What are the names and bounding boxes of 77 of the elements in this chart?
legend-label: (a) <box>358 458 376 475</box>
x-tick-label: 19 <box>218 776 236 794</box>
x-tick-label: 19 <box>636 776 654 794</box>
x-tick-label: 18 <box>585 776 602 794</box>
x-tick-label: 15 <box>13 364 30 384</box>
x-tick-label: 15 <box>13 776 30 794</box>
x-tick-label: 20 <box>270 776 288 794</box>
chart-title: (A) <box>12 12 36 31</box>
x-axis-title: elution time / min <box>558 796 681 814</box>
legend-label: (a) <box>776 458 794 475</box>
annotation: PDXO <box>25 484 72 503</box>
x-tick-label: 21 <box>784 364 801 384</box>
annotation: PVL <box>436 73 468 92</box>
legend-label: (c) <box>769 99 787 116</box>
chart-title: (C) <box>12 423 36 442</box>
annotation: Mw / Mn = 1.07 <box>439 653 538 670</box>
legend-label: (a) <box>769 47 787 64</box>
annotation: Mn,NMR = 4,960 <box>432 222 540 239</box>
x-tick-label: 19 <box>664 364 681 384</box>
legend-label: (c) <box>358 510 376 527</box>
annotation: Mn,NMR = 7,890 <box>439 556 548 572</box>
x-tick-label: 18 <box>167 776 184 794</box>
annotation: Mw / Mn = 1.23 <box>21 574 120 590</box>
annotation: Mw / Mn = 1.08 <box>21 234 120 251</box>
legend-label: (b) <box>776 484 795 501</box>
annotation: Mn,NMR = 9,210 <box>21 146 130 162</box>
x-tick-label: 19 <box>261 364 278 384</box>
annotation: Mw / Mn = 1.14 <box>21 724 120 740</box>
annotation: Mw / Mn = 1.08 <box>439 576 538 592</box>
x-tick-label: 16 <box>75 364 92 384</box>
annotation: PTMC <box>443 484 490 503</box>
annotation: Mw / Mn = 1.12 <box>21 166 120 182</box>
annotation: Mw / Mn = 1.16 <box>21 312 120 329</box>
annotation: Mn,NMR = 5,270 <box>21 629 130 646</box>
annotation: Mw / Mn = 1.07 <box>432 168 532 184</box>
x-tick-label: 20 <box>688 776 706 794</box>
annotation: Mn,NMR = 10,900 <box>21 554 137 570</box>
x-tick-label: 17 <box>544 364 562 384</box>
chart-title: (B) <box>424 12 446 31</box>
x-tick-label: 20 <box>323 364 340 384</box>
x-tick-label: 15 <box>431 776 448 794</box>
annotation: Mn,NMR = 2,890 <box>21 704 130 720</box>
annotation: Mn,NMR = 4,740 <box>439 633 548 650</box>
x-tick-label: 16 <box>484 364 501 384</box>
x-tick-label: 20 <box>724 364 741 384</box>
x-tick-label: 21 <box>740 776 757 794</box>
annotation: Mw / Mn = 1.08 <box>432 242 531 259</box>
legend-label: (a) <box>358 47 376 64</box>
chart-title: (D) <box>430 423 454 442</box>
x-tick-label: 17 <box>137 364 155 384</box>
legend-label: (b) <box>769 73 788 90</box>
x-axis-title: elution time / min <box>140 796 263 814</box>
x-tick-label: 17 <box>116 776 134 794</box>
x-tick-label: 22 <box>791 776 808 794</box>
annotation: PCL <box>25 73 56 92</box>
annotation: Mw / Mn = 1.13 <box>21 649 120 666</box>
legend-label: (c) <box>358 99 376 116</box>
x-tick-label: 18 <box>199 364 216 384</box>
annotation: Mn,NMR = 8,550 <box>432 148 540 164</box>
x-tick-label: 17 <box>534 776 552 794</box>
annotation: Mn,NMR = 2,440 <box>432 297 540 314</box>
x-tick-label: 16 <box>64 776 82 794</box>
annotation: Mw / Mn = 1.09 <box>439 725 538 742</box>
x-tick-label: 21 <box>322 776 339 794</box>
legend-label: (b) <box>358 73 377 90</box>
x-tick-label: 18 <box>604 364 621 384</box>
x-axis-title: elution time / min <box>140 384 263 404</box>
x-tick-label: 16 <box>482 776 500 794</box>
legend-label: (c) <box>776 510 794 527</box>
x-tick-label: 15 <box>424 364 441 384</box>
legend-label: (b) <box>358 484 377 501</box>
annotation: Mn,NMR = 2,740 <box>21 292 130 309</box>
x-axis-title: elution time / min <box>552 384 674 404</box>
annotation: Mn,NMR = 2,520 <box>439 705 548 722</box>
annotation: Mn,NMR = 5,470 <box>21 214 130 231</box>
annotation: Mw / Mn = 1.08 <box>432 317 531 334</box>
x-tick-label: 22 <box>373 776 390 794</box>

##############################

Convert each line of the entries above into a Markdown table with two columns, Row and Line. Number the rows in order and leave out blank lines.

| Row | Line |
|---|---|
| 1 | What are the names and bounding boxes of 77 of the elements in this chart? |
| 2 | legend-label: (a) <box>358 458 376 475</box> |
| 3 | x-tick-label: 19 <box>218 776 236 794</box> |
| 4 | x-tick-label: 19 <box>636 776 654 794</box> |
| 5 | x-tick-label: 18 <box>585 776 602 794</box> |
| 6 | x-tick-label: 15 <box>13 364 30 384</box> |
| 7 | x-tick-label: 15 <box>13 776 30 794</box> |
| 8 | x-tick-label: 20 <box>270 776 288 794</box> |
| 9 | chart-title: (A) <box>12 12 36 31</box> |
| 10 | x-axis-title: elution time / min <box>558 796 681 814</box> |
| 11 | legend-label: (a) <box>776 458 794 475</box> |
| 12 | annotation: PDXO <box>25 484 72 503</box> |
| 13 | x-tick-label: 21 <box>784 364 801 384</box> |
| 14 | annotation: PVL <box>436 73 468 92</box> |
| 15 | legend-label: (c) <box>769 99 787 116</box> |
| 16 | chart-title: (C) <box>12 423 36 442</box> |
| 17 | annotation: Mw / Mn = 1.07 <box>439 653 538 670</box> |
| 18 | legend-label: (a) <box>769 47 787 64</box> |
| 19 | annotation: Mn,NMR = 4,960 <box>432 222 540 239</box> |
| 20 | x-tick-label: 19 <box>664 364 681 384</box> |
| 21 | legend-label: (c) <box>358 510 376 527</box> |
| 22 | annotation: Mn,NMR = 7,890 <box>439 556 548 572</box> |
| 23 | x-tick-label: 18 <box>167 776 184 794</box> |
| 24 | annotation: Mw / Mn = 1.23 <box>21 574 120 590</box> |
| 25 | annotation: Mw / Mn = 1.08 <box>21 234 120 251</box> |
| 26 | legend-label: (b) <box>776 484 795 501</box> |
| 27 | annotation: Mn,NMR = 9,210 <box>21 146 130 162</box> |
| 28 | x-tick-label: 19 <box>261 364 278 384</box> |
| 29 | annotation: Mw / Mn = 1.14 <box>21 724 120 740</box> |
| 30 | annotation: Mw / Mn = 1.08 <box>439 576 538 592</box> |
| 31 | x-tick-label: 16 <box>75 364 92 384</box> |
| 32 | annotation: PTMC <box>443 484 490 503</box> |
| 33 | annotation: Mw / Mn = 1.12 <box>21 166 120 182</box> |
| 34 | annotation: Mw / Mn = 1.16 <box>21 312 120 329</box> |
| 35 | annotation: Mn,NMR = 5,270 <box>21 629 130 646</box> |
| 36 | annotation: Mw / Mn = 1.07 <box>432 168 532 184</box> |
| 37 | x-tick-label: 20 <box>688 776 706 794</box> |
| 38 | annotation: Mn,NMR = 10,900 <box>21 554 137 570</box> |
| 39 | x-tick-label: 17 <box>544 364 562 384</box> |
| 40 | chart-title: (B) <box>424 12 446 31</box> |
| 41 | x-tick-label: 20 <box>323 364 340 384</box> |
| 42 | x-tick-label: 15 <box>431 776 448 794</box> |
| 43 | annotation: Mn,NMR = 2,890 <box>21 704 130 720</box> |
| 44 | annotation: Mn,NMR = 4,740 <box>439 633 548 650</box> |
| 45 | x-tick-label: 16 <box>484 364 501 384</box> |
| 46 | x-tick-label: 20 <box>724 364 741 384</box> |
| 47 | x-tick-label: 21 <box>740 776 757 794</box> |
| 48 | annotation: Mw / Mn = 1.08 <box>432 242 531 259</box> |
| 49 | legend-label: (a) <box>358 47 376 64</box> |
| 50 | chart-title: (D) <box>430 423 454 442</box> |
| 51 | x-tick-label: 17 <box>137 364 155 384</box> |
| 52 | legend-label: (b) <box>769 73 788 90</box> |
| 53 | x-axis-title: elution time / min <box>140 796 263 814</box> |
| 54 | x-tick-label: 17 <box>116 776 134 794</box> |
| 55 | x-tick-label: 22 <box>791 776 808 794</box> |
| 56 | annotation: PCL <box>25 73 56 92</box> |
| 57 | annotation: Mw / Mn = 1.13 <box>21 649 120 666</box> |
| 58 | legend-label: (c) <box>358 99 376 116</box> |
| 59 | x-tick-label: 18 <box>199 364 216 384</box> |
| 60 | annotation: Mn,NMR = 8,550 <box>432 148 540 164</box> |
| 61 | x-tick-label: 17 <box>534 776 552 794</box> |
| 62 | annotation: Mn,NMR = 2,440 <box>432 297 540 314</box> |
| 63 | x-tick-label: 16 <box>64 776 82 794</box> |
| 64 | annotation: Mw / Mn = 1.09 <box>439 725 538 742</box> |
| 65 | x-tick-label: 21 <box>322 776 339 794</box> |
| 66 | legend-label: (b) <box>358 73 377 90</box> |
| 67 | x-tick-label: 18 <box>604 364 621 384</box> |
| 68 | x-axis-title: elution time / min <box>140 384 263 404</box> |
| 69 | x-tick-label: 16 <box>482 776 500 794</box> |
| 70 | legend-label: (c) <box>776 510 794 527</box> |
| 71 | x-tick-label: 15 <box>424 364 441 384</box> |
| 72 | legend-label: (b) <box>358 484 377 501</box> |
| 73 | annotation: Mn,NMR = 2,740 <box>21 292 130 309</box> |
| 74 | x-axis-title: elution time / min <box>552 384 674 404</box> |
| 75 | annotation: Mn,NMR = 2,520 <box>439 705 548 722</box> |
| 76 | annotation: Mn,NMR = 5,470 <box>21 214 130 231</box> |
| 77 | annotation: Mw / Mn = 1.08 <box>432 317 531 334</box> |
| 78 | x-tick-label: 22 <box>373 776 390 794</box> |